■ **Do this**: Show each line that has the string "Production" in it.

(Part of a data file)
[Begin]
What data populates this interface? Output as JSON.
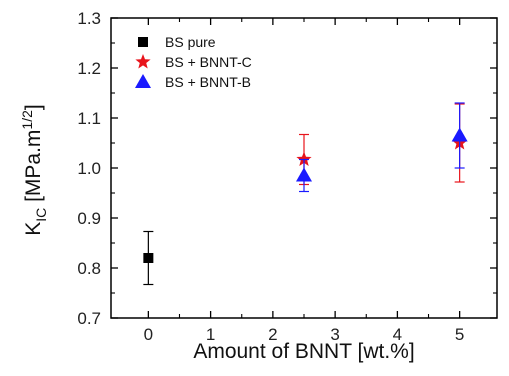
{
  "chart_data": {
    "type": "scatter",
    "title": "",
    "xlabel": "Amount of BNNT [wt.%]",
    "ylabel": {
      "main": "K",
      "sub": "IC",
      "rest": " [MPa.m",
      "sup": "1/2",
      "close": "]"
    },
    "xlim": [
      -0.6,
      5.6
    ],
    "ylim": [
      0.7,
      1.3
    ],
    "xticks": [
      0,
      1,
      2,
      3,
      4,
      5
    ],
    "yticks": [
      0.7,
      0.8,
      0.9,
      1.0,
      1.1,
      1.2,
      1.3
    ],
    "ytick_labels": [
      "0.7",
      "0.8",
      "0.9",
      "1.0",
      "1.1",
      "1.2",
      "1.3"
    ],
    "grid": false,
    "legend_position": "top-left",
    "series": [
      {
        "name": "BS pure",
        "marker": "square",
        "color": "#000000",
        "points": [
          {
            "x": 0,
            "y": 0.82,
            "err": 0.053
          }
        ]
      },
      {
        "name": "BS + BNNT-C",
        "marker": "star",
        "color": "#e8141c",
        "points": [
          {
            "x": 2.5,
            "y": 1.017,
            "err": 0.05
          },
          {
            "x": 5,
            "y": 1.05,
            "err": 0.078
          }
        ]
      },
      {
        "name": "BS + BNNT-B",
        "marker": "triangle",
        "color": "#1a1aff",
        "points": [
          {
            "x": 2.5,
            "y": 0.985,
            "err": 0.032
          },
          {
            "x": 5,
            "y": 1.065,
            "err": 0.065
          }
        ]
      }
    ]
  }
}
[End]
[Begin]
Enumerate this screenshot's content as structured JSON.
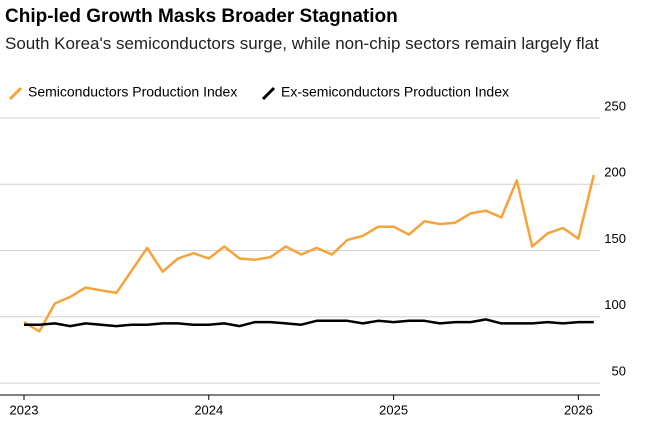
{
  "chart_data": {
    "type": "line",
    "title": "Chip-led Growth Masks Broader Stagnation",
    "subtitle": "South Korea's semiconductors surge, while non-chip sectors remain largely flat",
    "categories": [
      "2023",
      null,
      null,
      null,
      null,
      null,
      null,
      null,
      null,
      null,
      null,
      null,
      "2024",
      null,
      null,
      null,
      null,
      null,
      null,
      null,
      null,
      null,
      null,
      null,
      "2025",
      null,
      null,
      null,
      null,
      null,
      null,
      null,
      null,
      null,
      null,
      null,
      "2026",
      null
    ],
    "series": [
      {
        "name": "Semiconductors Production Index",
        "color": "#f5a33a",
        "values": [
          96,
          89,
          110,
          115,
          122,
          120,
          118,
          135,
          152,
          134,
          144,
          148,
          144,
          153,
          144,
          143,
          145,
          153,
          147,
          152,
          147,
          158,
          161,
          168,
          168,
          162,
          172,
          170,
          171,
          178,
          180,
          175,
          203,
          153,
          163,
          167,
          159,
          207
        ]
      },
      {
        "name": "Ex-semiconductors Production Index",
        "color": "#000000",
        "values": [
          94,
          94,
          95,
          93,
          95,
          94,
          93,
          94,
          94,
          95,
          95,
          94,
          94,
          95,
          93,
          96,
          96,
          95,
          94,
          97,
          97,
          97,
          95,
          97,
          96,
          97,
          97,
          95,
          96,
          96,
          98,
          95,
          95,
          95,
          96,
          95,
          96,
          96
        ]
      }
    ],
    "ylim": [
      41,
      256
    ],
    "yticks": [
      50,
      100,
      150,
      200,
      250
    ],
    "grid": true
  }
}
[End]
■ **Solution for this task**:
        "name": "Semiconductors Production Index",
        "name": "Ex-semiconductors Production Index",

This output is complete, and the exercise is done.